# [Stated goal]
Your task is to repeat the entries underneath exactly, minus the pictures.

+++ Dataset content

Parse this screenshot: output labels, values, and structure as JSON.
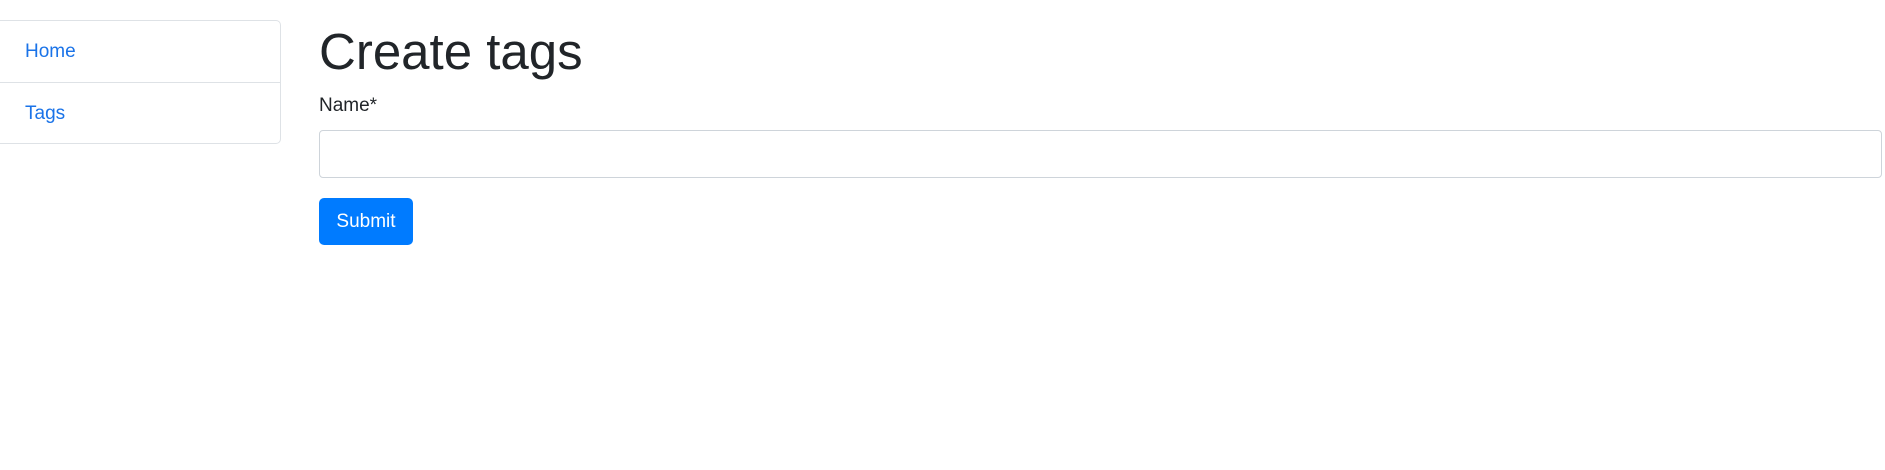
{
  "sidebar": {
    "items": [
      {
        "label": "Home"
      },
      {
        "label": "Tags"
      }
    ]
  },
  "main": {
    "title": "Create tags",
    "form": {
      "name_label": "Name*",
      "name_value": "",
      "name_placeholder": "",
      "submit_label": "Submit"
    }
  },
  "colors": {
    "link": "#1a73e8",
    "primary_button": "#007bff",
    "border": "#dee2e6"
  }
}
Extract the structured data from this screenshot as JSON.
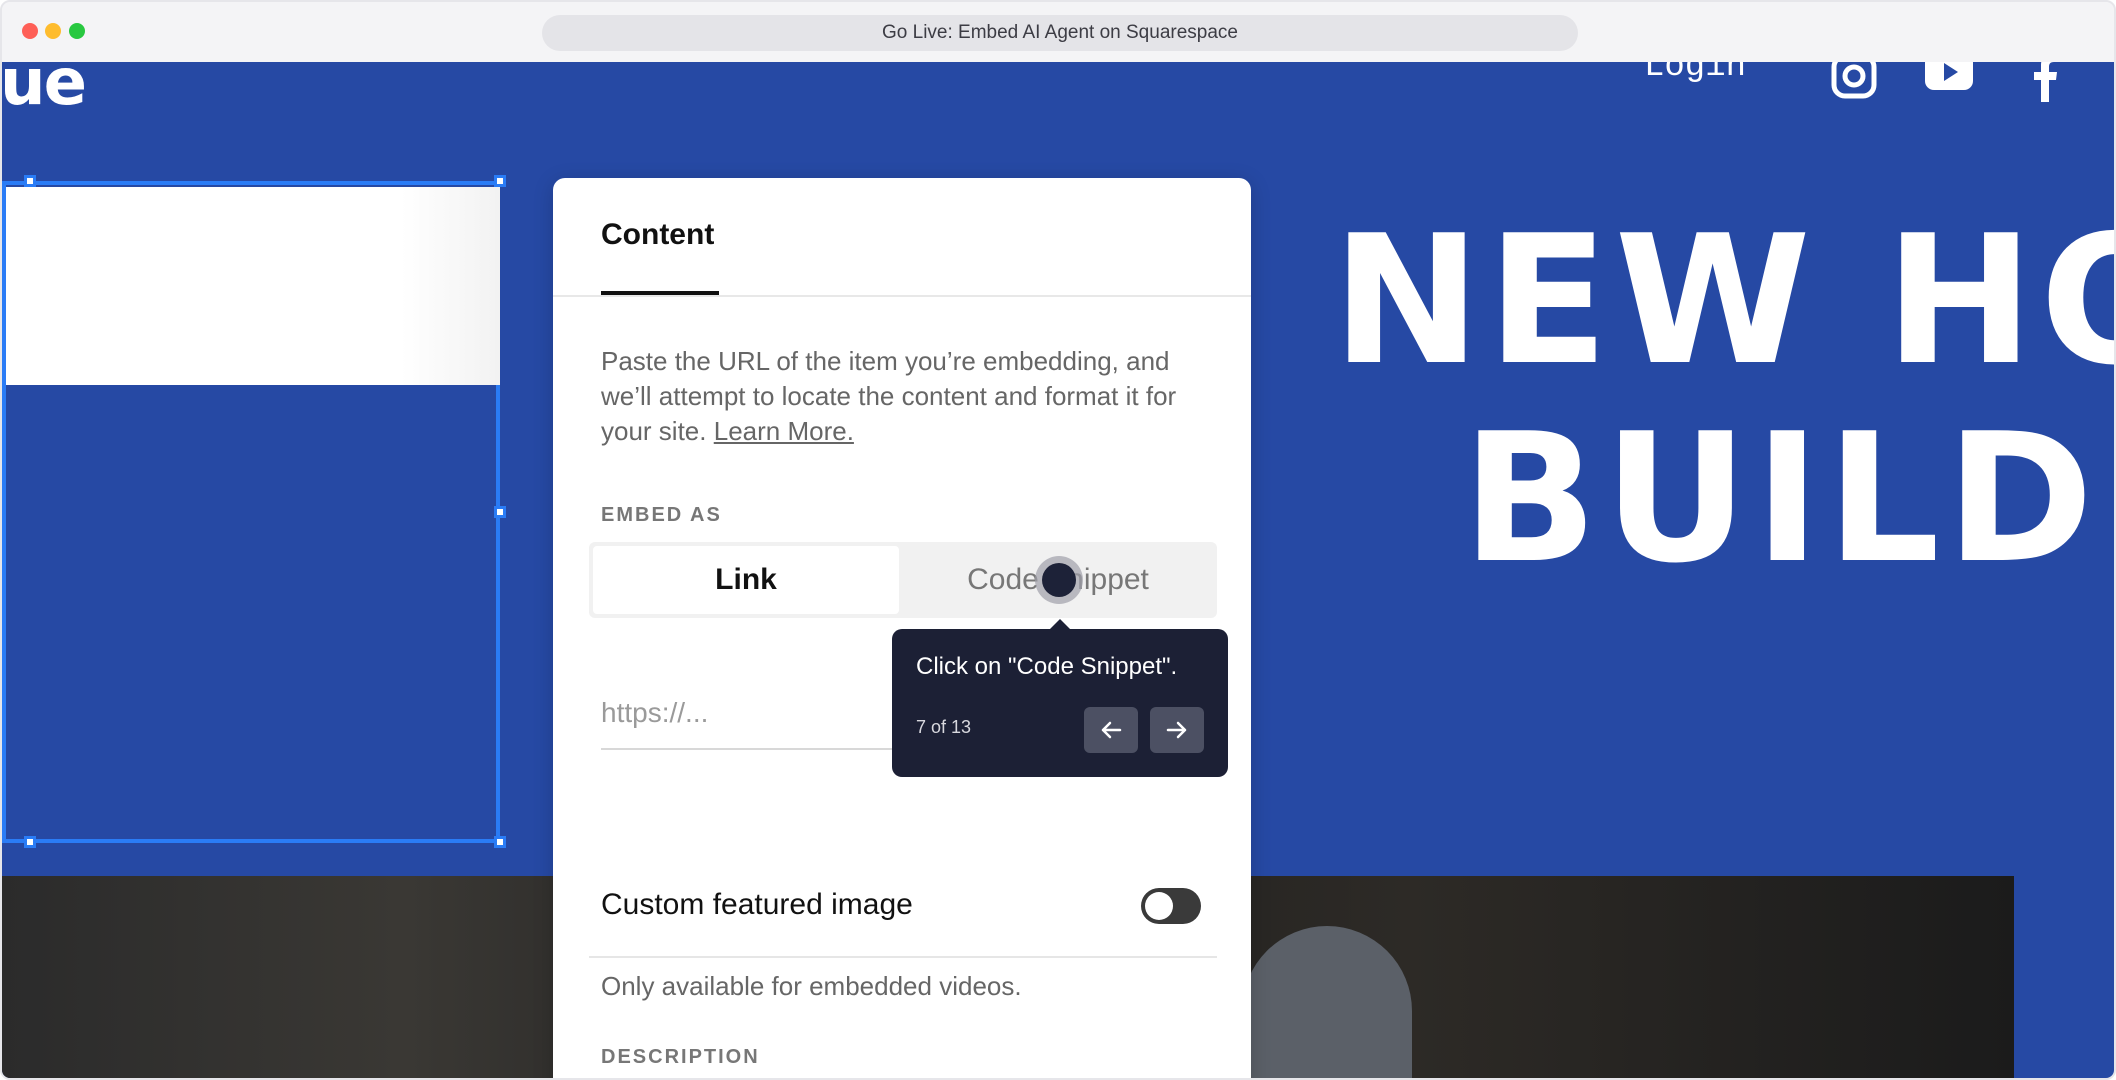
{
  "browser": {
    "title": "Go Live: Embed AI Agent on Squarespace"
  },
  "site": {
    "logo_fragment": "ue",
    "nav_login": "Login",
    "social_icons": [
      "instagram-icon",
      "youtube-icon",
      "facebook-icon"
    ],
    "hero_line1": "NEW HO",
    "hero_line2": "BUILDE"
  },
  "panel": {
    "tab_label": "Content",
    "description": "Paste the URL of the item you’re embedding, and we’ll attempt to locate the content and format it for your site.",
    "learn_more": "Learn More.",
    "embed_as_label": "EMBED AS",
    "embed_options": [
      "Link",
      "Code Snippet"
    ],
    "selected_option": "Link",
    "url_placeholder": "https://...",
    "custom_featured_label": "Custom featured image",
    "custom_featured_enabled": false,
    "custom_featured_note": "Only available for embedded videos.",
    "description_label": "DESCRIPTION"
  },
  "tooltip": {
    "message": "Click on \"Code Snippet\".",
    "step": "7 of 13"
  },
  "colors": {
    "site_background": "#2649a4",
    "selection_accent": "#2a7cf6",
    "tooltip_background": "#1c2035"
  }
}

++++++

# [Output below]
Parse this screenshot: output labels, values, and structure as JSON.
{
  "sidebar": {
    "items": [
      {
        "label": "Home"
      },
      {
        "label": "Tags"
      }
    ]
  },
  "main": {
    "title": "Create tags",
    "form": {
      "name_label": "Name*",
      "name_value": "",
      "name_placeholder": "",
      "submit_label": "Submit"
    }
  },
  "colors": {
    "link": "#1a73e8",
    "primary_button": "#007bff",
    "border": "#dee2e6"
  }
}
Extract the structured data from this screenshot as JSON.
{
  "browser": {
    "title": "Go Live: Embed AI Agent on Squarespace"
  },
  "site": {
    "logo_fragment": "ue",
    "nav_login": "Login",
    "social_icons": [
      "instagram-icon",
      "youtube-icon",
      "facebook-icon"
    ],
    "hero_line1": "NEW HO",
    "hero_line2": "BUILDE"
  },
  "panel": {
    "tab_label": "Content",
    "description": "Paste the URL of the item you’re embedding, and we’ll attempt to locate the content and format it for your site.",
    "learn_more": "Learn More.",
    "embed_as_label": "EMBED AS",
    "embed_options": [
      "Link",
      "Code Snippet"
    ],
    "selected_option": "Link",
    "url_placeholder": "https://...",
    "custom_featured_label": "Custom featured image",
    "custom_featured_enabled": false,
    "custom_featured_note": "Only available for embedded videos.",
    "description_label": "DESCRIPTION"
  },
  "tooltip": {
    "message": "Click on \"Code Snippet\".",
    "step": "7 of 13"
  },
  "colors": {
    "site_background": "#2649a4",
    "selection_accent": "#2a7cf6",
    "tooltip_background": "#1c2035"
  }
}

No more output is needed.